TASK: Look over the lines below. Report each one that includes the string "index".

-- start of DATA PROVIDED --

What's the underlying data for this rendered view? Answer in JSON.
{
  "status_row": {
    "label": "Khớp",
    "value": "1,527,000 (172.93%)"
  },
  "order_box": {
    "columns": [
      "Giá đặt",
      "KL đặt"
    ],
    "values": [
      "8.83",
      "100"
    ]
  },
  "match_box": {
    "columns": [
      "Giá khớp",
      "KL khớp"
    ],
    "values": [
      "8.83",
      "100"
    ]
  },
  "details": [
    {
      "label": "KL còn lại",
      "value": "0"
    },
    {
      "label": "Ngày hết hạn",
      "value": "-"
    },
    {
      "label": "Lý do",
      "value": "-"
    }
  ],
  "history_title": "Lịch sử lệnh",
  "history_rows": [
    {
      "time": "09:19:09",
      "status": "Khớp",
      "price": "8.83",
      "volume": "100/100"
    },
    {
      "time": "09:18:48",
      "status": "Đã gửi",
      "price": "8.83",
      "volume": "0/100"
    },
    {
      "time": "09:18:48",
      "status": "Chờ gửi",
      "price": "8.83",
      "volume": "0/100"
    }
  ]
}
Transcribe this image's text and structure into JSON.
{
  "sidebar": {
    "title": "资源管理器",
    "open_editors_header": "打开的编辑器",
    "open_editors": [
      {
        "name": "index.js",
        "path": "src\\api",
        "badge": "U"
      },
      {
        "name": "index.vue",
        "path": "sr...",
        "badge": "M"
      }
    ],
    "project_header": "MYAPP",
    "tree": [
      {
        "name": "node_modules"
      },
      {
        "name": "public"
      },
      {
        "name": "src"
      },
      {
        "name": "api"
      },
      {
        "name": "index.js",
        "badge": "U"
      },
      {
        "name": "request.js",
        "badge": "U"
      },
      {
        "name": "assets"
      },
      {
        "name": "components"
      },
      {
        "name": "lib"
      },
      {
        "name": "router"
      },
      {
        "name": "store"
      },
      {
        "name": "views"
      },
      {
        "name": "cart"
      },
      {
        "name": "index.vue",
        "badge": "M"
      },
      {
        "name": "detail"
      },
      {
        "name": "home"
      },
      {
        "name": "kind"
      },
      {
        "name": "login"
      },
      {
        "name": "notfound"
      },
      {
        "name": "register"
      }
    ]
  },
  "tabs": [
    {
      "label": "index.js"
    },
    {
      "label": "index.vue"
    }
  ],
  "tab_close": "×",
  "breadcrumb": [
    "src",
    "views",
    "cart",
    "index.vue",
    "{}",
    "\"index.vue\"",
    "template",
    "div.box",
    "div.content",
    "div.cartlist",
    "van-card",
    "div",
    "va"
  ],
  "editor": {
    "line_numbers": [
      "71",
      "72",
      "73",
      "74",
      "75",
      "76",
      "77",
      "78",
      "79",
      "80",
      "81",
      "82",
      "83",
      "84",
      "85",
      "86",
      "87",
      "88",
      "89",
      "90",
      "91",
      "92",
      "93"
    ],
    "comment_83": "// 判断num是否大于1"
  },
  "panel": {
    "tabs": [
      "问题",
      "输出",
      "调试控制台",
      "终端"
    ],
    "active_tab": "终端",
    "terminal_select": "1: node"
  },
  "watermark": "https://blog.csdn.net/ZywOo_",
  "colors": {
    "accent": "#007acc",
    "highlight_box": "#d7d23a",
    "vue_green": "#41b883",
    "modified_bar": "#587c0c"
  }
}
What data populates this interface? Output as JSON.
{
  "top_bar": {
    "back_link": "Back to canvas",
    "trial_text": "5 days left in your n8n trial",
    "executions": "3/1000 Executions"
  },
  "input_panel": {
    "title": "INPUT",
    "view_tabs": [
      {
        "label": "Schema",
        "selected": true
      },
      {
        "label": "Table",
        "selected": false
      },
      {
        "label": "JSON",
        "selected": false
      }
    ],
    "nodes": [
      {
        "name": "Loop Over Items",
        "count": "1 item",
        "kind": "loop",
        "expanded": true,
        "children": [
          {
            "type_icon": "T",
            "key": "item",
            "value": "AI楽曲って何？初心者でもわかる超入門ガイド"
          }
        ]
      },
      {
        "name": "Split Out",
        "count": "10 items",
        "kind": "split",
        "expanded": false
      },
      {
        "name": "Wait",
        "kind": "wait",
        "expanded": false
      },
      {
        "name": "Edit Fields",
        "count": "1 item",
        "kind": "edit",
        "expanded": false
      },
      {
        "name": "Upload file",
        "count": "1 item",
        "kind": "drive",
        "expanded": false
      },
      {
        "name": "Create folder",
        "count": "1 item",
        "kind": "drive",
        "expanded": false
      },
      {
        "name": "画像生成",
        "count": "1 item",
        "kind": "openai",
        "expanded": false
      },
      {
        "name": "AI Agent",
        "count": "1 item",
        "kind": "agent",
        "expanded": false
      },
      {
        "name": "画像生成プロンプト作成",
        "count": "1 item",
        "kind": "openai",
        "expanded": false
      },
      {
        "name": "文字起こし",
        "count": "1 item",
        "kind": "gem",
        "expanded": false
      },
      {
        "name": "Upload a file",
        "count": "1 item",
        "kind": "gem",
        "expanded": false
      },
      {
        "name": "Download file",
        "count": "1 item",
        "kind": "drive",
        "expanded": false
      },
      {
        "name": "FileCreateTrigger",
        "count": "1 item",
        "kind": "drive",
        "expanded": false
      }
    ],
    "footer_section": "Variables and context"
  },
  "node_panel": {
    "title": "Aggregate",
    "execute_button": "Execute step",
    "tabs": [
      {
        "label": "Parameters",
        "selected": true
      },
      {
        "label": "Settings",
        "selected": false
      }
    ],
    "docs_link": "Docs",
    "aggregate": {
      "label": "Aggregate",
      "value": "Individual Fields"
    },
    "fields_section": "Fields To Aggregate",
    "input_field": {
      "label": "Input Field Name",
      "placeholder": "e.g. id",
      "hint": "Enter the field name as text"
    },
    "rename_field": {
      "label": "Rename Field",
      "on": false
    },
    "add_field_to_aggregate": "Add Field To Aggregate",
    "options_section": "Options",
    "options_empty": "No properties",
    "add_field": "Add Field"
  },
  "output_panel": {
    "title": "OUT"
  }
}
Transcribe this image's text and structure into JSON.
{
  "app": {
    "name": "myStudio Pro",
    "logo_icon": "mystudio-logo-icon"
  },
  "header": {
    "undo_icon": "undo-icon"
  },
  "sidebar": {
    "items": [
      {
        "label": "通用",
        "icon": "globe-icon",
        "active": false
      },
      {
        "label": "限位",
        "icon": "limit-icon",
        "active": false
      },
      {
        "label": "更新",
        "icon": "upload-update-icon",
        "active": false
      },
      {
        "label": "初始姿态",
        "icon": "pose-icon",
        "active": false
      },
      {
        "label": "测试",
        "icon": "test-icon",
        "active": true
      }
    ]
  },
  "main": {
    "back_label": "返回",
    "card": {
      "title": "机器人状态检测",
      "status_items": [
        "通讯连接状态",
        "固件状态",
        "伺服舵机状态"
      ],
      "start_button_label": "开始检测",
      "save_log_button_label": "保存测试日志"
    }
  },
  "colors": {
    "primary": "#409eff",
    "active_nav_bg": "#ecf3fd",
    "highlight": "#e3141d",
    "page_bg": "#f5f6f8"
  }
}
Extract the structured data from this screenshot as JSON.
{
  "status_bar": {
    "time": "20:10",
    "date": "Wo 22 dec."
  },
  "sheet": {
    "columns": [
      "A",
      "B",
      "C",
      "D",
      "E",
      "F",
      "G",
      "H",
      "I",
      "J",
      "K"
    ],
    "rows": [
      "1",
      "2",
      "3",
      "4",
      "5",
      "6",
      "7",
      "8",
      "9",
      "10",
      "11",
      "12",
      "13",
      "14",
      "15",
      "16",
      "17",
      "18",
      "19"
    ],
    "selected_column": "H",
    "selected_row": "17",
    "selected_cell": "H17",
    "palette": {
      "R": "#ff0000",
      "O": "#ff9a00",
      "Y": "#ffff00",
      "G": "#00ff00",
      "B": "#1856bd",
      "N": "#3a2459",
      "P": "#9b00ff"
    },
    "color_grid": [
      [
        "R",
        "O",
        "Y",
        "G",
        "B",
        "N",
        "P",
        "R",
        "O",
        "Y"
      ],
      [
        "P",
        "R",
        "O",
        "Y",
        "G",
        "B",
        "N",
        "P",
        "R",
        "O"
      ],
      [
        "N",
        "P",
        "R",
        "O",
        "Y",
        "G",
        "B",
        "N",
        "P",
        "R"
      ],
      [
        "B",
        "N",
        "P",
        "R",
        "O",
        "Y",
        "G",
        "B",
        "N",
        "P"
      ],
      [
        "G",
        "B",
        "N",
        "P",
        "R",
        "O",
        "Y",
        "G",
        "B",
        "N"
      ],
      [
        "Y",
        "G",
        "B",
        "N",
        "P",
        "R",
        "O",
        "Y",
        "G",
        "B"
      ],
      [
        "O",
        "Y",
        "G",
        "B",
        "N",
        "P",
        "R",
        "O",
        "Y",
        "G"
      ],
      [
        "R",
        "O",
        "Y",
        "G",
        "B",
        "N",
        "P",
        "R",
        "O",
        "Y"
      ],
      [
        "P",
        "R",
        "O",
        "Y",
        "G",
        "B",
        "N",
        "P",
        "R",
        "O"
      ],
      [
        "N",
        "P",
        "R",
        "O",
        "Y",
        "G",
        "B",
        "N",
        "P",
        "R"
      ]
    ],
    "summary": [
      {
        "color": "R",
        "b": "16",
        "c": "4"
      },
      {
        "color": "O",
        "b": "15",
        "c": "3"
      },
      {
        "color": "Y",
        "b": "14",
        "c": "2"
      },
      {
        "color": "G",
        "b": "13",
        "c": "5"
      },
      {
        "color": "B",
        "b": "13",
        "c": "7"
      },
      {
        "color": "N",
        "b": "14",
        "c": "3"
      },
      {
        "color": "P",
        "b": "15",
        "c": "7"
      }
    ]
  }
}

-- end of DATA PROVIDED --

EXERCISE OUTPUT:
        "name": "index.js",
        "name": "index.vue",
        "name": "index.js",
        "name": "index.vue",
      "label": "index.js"
      "label": "index.vue"
    "index.vue",
    "\"index.vue\"",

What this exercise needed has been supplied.